* **Requirement**
Pull out every line below that contains the word "Hour", matching case exactly.

[Element box records]
——

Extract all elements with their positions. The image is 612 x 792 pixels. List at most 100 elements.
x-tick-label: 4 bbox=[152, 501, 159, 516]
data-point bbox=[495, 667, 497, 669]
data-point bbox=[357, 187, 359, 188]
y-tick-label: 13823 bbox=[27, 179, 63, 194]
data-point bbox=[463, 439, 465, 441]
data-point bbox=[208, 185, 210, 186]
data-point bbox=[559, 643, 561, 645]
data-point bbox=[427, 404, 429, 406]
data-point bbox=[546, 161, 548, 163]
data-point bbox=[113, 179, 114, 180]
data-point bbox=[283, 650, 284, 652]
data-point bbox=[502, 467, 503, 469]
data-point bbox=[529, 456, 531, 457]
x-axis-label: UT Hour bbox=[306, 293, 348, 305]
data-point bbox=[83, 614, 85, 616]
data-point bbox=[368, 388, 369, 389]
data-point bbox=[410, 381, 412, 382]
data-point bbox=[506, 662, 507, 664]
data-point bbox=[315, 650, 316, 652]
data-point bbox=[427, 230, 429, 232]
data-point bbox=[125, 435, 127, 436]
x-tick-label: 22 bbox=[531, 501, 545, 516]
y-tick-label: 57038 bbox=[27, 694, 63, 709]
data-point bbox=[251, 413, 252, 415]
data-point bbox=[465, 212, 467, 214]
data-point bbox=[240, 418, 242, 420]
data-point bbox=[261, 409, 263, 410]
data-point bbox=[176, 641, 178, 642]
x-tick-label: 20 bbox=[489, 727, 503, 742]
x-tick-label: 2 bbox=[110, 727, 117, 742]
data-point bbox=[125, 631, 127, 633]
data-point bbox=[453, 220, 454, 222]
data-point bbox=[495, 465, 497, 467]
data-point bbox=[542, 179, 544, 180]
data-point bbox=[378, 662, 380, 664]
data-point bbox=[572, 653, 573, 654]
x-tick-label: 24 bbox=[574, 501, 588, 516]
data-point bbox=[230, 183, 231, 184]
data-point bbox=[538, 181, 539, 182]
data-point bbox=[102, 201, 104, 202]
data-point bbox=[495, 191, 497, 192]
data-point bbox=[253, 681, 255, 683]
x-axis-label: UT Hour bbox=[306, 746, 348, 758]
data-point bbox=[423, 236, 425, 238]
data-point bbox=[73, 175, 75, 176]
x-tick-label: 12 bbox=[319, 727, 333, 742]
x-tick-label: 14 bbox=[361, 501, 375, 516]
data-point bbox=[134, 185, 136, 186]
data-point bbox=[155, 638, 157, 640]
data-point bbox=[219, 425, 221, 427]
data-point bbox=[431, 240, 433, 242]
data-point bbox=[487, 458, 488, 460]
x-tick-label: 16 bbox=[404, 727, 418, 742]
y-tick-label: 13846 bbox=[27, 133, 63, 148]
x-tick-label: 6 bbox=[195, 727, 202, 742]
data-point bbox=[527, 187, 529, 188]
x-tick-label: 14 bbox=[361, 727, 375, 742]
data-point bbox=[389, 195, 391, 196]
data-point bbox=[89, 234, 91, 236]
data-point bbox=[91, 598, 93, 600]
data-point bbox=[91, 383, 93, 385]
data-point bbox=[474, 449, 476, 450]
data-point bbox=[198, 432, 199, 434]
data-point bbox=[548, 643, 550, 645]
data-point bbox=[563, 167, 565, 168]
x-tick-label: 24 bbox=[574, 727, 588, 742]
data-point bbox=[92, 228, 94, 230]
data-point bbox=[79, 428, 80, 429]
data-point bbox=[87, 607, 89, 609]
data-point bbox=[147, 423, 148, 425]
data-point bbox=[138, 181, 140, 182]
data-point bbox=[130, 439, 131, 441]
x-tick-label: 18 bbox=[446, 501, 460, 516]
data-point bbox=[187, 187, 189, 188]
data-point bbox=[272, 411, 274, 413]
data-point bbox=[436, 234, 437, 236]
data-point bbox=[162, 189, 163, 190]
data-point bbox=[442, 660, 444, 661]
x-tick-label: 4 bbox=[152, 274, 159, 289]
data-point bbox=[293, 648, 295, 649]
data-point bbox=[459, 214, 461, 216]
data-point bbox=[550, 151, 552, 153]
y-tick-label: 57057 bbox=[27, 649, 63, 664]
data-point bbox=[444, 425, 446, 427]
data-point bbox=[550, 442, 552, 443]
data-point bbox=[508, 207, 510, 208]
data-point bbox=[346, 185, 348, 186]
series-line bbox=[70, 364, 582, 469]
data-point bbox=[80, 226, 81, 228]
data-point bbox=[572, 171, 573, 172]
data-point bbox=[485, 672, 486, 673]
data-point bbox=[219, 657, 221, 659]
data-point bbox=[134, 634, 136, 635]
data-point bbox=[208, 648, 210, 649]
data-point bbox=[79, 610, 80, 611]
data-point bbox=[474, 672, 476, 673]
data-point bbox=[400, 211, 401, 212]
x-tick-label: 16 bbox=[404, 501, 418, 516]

——

* **Exercise output**
x-axis-label: UT Hour bbox=[306, 293, 348, 305]
x-axis-label: UT Hour bbox=[306, 746, 348, 758]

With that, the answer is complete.